## Listed records:

---

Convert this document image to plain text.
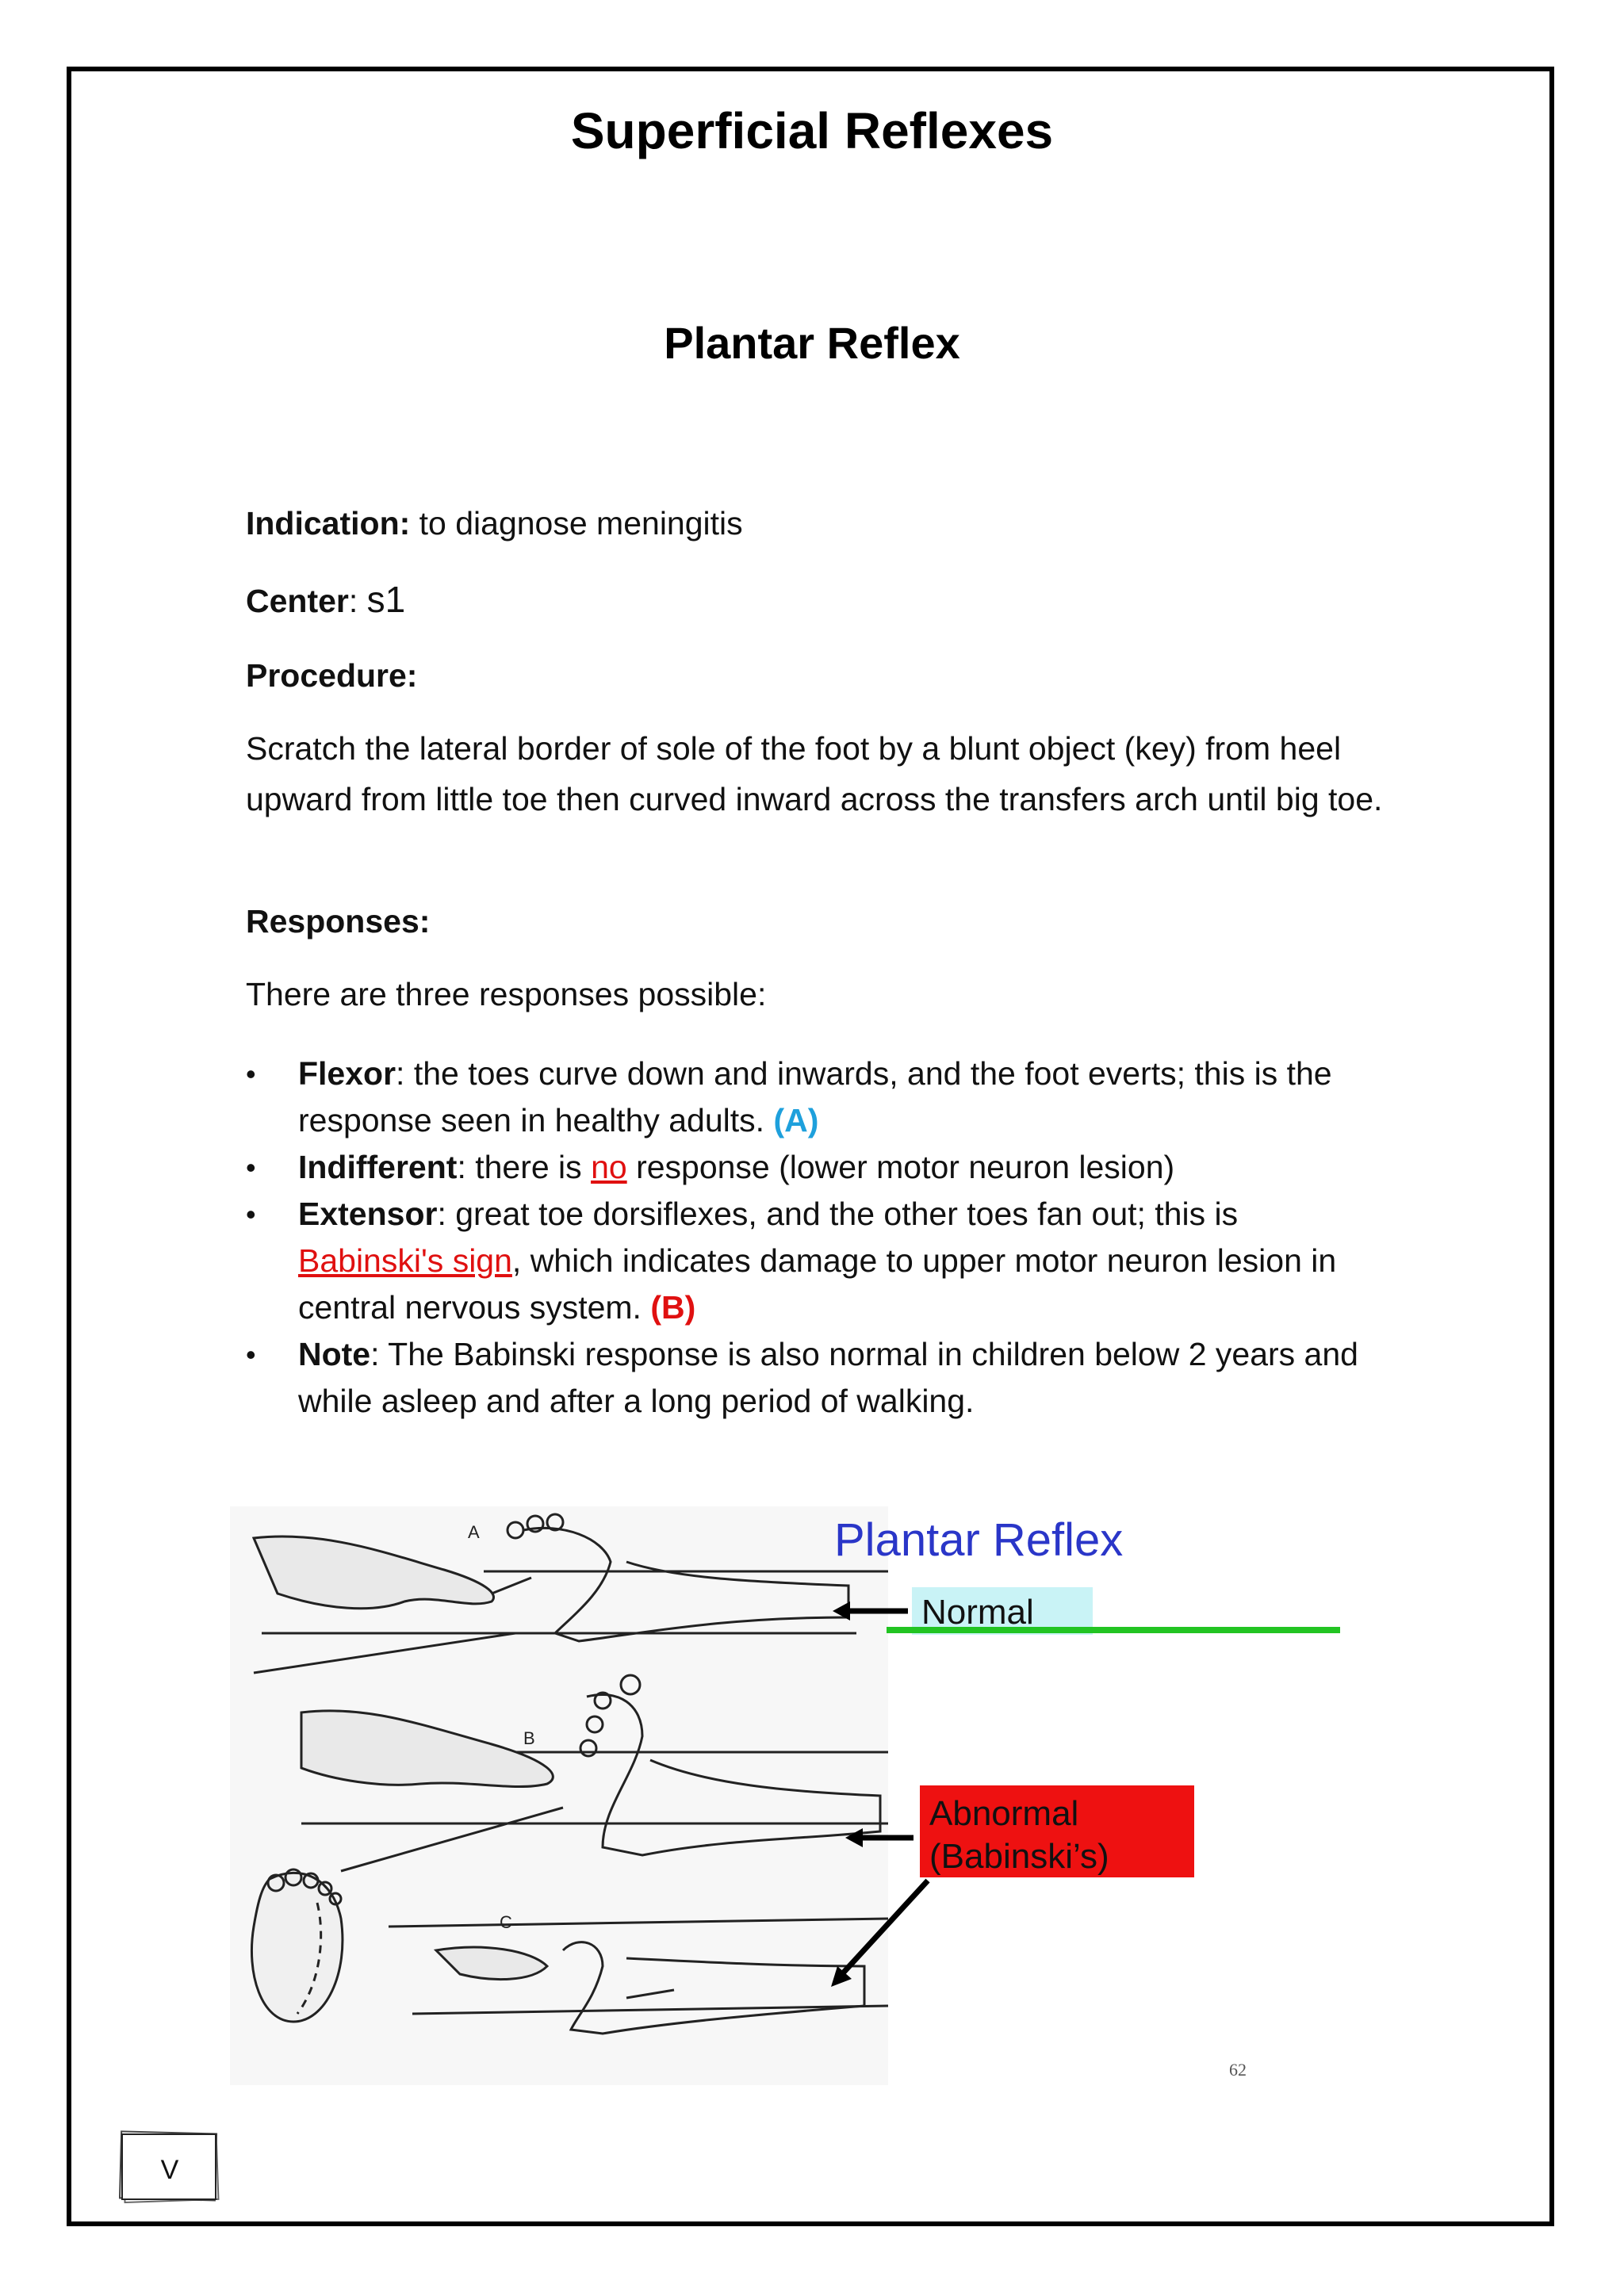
Superficial Reflexes
Plantar Reflex
Indication: to diagnose meningitis
Center: s1
Procedure:
Scratch the lateral border of sole of the foot by a blunt object (key) from heel upward from little toe then curved inward across the transfers arch until big toe.
Responses:
There are three responses possible:
• Flexor: the toes curve down and inwards, and the foot everts; this is the response seen in healthy adults. (A)
• Indifferent: there is no response (lower motor neuron lesion)
• Extensor: great toe dorsiflexes, and the other toes fan out; this is Babinski's sign, which indicates damage to upper motor neuron lesion in central nervous system. (B)
• Note: The Babinski response is also normal in children below 2 years and while asleep and after a long period of walking.
A
B
C
Plantar Reflex
Normal
Abnormal
(Babinski’s)
62
V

---

## Work to complete:
Images in the data above are to be skipped. Retype all other material exactly.

## The response:
Convert this document image to plain text.
Superficial Reflexes
Plantar Reflex
Indication: to diagnose meningitis
Center: s1
Procedure:
Scratch the lateral border of sole of the foot by a blunt object (key) from heel upward from little toe then curved inward across the transfers arch until big toe.
Responses:
There are three responses possible:
• Flexor: the toes curve down and inwards, and the foot everts; this is the response seen in healthy adults. (A)
• Indifferent: there is no response (lower motor neuron lesion)
• Extensor: great toe dorsiflexes, and the other toes fan out; this is Babinski's sign, which indicates damage to upper motor neuron lesion in central nervous system. (B)
• Note: The Babinski response is also normal in children below 2 years and while asleep and after a long period of walking.
A
B
C
Plantar Reflex
Normal
Abnormal
(Babinski’s)
62
V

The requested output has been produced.